# WHAT YOU NEED TO DO
Could you transcribe the material below exactly, without leaving out a single line?

# MATERIAL SHOWN
start

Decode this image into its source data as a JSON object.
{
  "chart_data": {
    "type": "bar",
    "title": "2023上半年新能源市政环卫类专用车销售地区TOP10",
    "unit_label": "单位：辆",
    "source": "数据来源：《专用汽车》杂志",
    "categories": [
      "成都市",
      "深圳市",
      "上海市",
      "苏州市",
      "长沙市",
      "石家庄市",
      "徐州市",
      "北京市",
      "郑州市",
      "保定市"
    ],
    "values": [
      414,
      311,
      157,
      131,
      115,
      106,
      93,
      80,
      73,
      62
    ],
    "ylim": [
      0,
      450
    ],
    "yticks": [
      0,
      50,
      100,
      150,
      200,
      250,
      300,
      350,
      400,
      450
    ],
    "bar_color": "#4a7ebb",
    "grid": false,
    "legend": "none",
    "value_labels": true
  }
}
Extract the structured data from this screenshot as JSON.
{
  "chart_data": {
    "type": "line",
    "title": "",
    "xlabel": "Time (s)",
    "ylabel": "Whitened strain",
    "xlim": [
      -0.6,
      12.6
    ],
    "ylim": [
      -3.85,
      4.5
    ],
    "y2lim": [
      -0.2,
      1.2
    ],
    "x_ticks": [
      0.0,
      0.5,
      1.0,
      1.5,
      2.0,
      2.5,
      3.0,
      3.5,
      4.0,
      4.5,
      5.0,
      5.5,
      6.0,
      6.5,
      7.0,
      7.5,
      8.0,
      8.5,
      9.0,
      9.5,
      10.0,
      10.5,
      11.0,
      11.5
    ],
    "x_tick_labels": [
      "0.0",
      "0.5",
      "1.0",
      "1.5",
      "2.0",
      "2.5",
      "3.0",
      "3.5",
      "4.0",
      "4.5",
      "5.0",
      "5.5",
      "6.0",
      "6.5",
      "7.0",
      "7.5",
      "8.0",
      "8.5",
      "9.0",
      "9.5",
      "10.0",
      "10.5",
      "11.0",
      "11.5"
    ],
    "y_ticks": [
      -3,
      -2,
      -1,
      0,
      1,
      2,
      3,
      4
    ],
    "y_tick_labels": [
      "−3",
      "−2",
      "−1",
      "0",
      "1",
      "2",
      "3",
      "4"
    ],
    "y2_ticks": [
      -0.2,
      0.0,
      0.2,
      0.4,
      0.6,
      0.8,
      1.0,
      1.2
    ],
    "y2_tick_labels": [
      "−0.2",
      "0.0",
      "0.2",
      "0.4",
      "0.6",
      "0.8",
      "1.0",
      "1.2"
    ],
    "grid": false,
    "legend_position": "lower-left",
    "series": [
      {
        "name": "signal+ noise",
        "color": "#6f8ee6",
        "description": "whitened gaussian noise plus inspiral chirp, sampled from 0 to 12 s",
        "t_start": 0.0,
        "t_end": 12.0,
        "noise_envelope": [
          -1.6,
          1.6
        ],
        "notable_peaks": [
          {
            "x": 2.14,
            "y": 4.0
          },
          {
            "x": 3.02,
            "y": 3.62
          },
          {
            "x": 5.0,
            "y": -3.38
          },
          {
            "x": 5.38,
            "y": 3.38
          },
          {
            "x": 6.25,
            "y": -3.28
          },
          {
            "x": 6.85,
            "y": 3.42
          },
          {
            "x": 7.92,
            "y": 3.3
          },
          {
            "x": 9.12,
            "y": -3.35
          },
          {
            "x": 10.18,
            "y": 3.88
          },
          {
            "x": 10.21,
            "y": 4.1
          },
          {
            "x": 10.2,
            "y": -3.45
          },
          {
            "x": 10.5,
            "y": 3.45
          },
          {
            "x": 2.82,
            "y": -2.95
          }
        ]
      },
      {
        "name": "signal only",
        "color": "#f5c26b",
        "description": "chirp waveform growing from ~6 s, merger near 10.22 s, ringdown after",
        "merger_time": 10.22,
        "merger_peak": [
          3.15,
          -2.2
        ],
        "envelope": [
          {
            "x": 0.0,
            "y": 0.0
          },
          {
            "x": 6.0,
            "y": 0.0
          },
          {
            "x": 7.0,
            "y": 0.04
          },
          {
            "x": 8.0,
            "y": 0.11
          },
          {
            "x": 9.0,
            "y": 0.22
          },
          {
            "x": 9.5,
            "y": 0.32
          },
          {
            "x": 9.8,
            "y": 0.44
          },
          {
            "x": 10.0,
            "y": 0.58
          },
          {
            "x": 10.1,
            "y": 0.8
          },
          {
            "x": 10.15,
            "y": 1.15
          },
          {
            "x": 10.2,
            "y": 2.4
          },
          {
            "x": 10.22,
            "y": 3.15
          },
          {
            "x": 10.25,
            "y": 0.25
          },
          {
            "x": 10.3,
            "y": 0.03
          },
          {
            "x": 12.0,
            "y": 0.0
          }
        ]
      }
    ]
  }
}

end

# PROBLEM SOLUTION
Decode this image into its source data as a JSON object.
{
  "chart_data": {
    "type": "bar",
    "title": "2023上半年新能源市政环卫类专用车销售地区TOP10",
    "unit_label": "单位：辆",
    "source": "数据来源：《专用汽车》杂志",
    "categories": [
      "成都市",
      "深圳市",
      "上海市",
      "苏州市",
      "长沙市",
      "石家庄市",
      "徐州市",
      "北京市",
      "郑州市",
      "保定市"
    ],
    "values": [
      414,
      311,
      157,
      131,
      115,
      106,
      93,
      80,
      73,
      62
    ],
    "ylim": [
      0,
      450
    ],
    "yticks": [
      0,
      50,
      100,
      150,
      200,
      250,
      300,
      350,
      400,
      450
    ],
    "bar_color": "#4a7ebb",
    "grid": false,
    "legend": "none",
    "value_labels": true
  }
}
Extract the structured data from this screenshot as JSON.
{
  "chart_data": {
    "type": "line",
    "title": "",
    "xlabel": "Time (s)",
    "ylabel": "Whitened strain",
    "xlim": [
      -0.6,
      12.6
    ],
    "ylim": [
      -3.85,
      4.5
    ],
    "y2lim": [
      -0.2,
      1.2
    ],
    "x_ticks": [
      0.0,
      0.5,
      1.0,
      1.5,
      2.0,
      2.5,
      3.0,
      3.5,
      4.0,
      4.5,
      5.0,
      5.5,
      6.0,
      6.5,
      7.0,
      7.5,
      8.0,
      8.5,
      9.0,
      9.5,
      10.0,
      10.5,
      11.0,
      11.5
    ],
    "x_tick_labels": [
      "0.0",
      "0.5",
      "1.0",
      "1.5",
      "2.0",
      "2.5",
      "3.0",
      "3.5",
      "4.0",
      "4.5",
      "5.0",
      "5.5",
      "6.0",
      "6.5",
      "7.0",
      "7.5",
      "8.0",
      "8.5",
      "9.0",
      "9.5",
      "10.0",
      "10.5",
      "11.0",
      "11.5"
    ],
    "y_ticks": [
      -3,
      -2,
      -1,
      0,
      1,
      2,
      3,
      4
    ],
    "y_tick_labels": [
      "−3",
      "−2",
      "−1",
      "0",
      "1",
      "2",
      "3",
      "4"
    ],
    "y2_ticks": [
      -0.2,
      0.0,
      0.2,
      0.4,
      0.6,
      0.8,
      1.0,
      1.2
    ],
    "y2_tick_labels": [
      "−0.2",
      "0.0",
      "0.2",
      "0.4",
      "0.6",
      "0.8",
      "1.0",
      "1.2"
    ],
    "grid": false,
    "legend_position": "lower-left",
    "series": [
      {
        "name": "signal+ noise",
        "color": "#6f8ee6",
        "description": "whitened gaussian noise plus inspiral chirp, sampled from 0 to 12 s",
        "t_start": 0.0,
        "t_end": 12.0,
        "noise_envelope": [
          -1.6,
          1.6
        ],
        "notable_peaks": [
          {
            "x": 2.14,
            "y": 4.0
          },
          {
            "x": 3.02,
            "y": 3.62
          },
          {
            "x": 5.0,
            "y": -3.38
          },
          {
            "x": 5.38,
            "y": 3.38
          },
          {
            "x": 6.25,
            "y": -3.28
          },
          {
            "x": 6.85,
            "y": 3.42
          },
          {
            "x": 7.92,
            "y": 3.3
          },
          {
            "x": 9.12,
            "y": -3.35
          },
          {
            "x": 10.18,
            "y": 3.88
          },
          {
            "x": 10.21,
            "y": 4.1
          },
          {
            "x": 10.2,
            "y": -3.45
          },
          {
            "x": 10.5,
            "y": 3.45
          },
          {
            "x": 2.82,
            "y": -2.95
          }
        ]
      },
      {
        "name": "signal only",
        "color": "#f5c26b",
        "description": "chirp waveform growing from ~6 s, merger near 10.22 s, ringdown after",
        "merger_time": 10.22,
        "merger_peak": [
          3.15,
          -2.2
        ],
        "envelope": [
          {
            "x": 0.0,
            "y": 0.0
          },
          {
            "x": 6.0,
            "y": 0.0
          },
          {
            "x": 7.0,
            "y": 0.04
          },
          {
            "x": 8.0,
            "y": 0.11
          },
          {
            "x": 9.0,
            "y": 0.22
          },
          {
            "x": 9.5,
            "y": 0.32
          },
          {
            "x": 9.8,
            "y": 0.44
          },
          {
            "x": 10.0,
            "y": 0.58
          },
          {
            "x": 10.1,
            "y": 0.8
          },
          {
            "x": 10.15,
            "y": 1.15
          },
          {
            "x": 10.2,
            "y": 2.4
          },
          {
            "x": 10.22,
            "y": 3.15
          },
          {
            "x": 10.25,
            "y": 0.25
          },
          {
            "x": 10.3,
            "y": 0.03
          },
          {
            "x": 12.0,
            "y": 0.0
          }
        ]
      }
    ]
  }
}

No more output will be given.